Records excerpted from a collection
--------------------
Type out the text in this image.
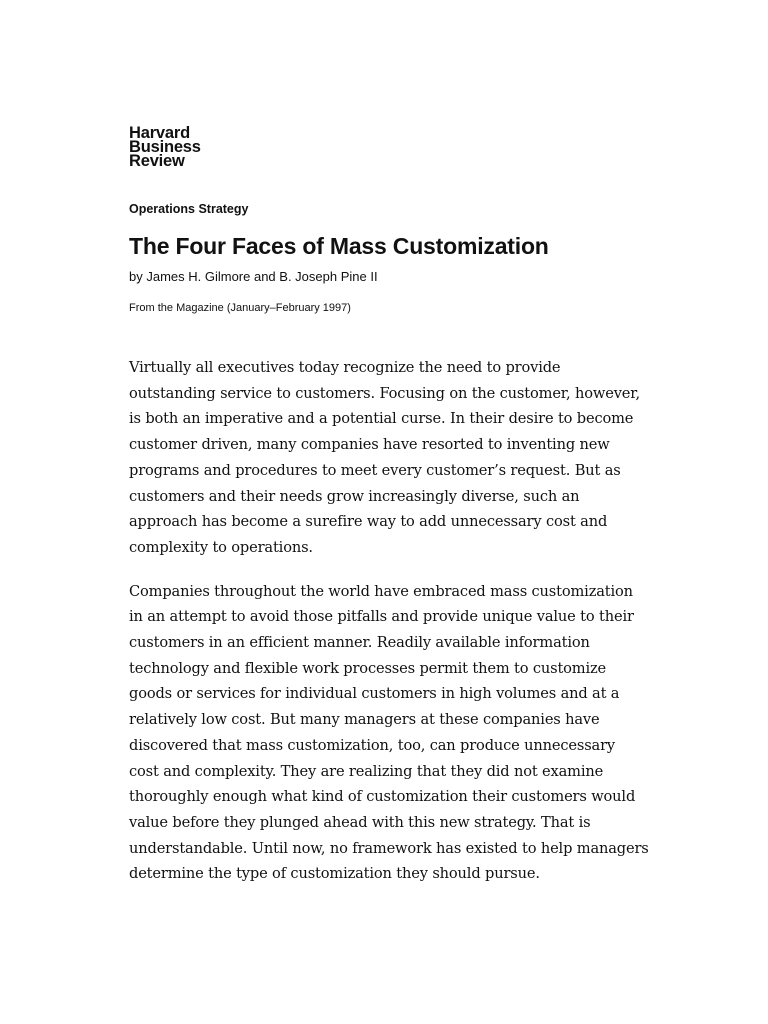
Harvard
Business
Review
Operations Strategy
The Four Faces of Mass Customization
by James H. Gilmore and B. Joseph Pine II
From the Magazine (January–February 1997)

Virtually all executives today recognize the need to provide outstanding service to customers. Focusing on the customer, however, is both an imperative and a potential curse. In their desire to become customer driven, many companies have resorted to inventing new programs and procedures to meet every customer’s request. But as customers and their needs grow increasingly diverse, such an approach has become a surefire way to add unnecessary cost and complexity to operations.

Companies throughout the world have embraced mass customization in an attempt to avoid those pitfalls and provide unique value to their customers in an efficient manner. Readily available information technology and flexible work processes permit them to customize goods or services for individual customers in high volumes and at a relatively low cost. But many managers at these companies have discovered that mass customization, too, can produce unnecessary cost and complexity. They are realizing that they did not examine thoroughly enough what kind of customization their customers would value before they plunged ahead with this new strategy. That is understandable. Until now, no framework has existed to help managers determine the type of customization they should pursue.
--------------------
WORK TO BE COMPLETED:
The records above must be transcribed exactly. Pictures are left out of the copy.

RESULT OF THIS EXERCISE:
Type out the text in this image.
Harvard
Business
Review
Operations Strategy
The Four Faces of Mass Customization
by James H. Gilmore and B. Joseph Pine II
From the Magazine (January–February 1997)

Virtually all executives today recognize the need to provide outstanding service to customers. Focusing on the customer, however, is both an imperative and a potential curse. In their desire to become customer driven, many companies have resorted to inventing new programs and procedures to meet every customer’s request. But as customers and their needs grow increasingly diverse, such an approach has become a surefire way to add unnecessary cost and complexity to operations.

Companies throughout the world have embraced mass customization in an attempt to avoid those pitfalls and provide unique value to their customers in an efficient manner. Readily available information technology and flexible work processes permit them to customize goods or services for individual customers in high volumes and at a relatively low cost. But many managers at these companies have discovered that mass customization, too, can produce unnecessary cost and complexity. They are realizing that they did not examine thoroughly enough what kind of customization their customers would value before they plunged ahead with this new strategy. That is understandable. Until now, no framework has existed to help managers determine the type of customization they should pursue.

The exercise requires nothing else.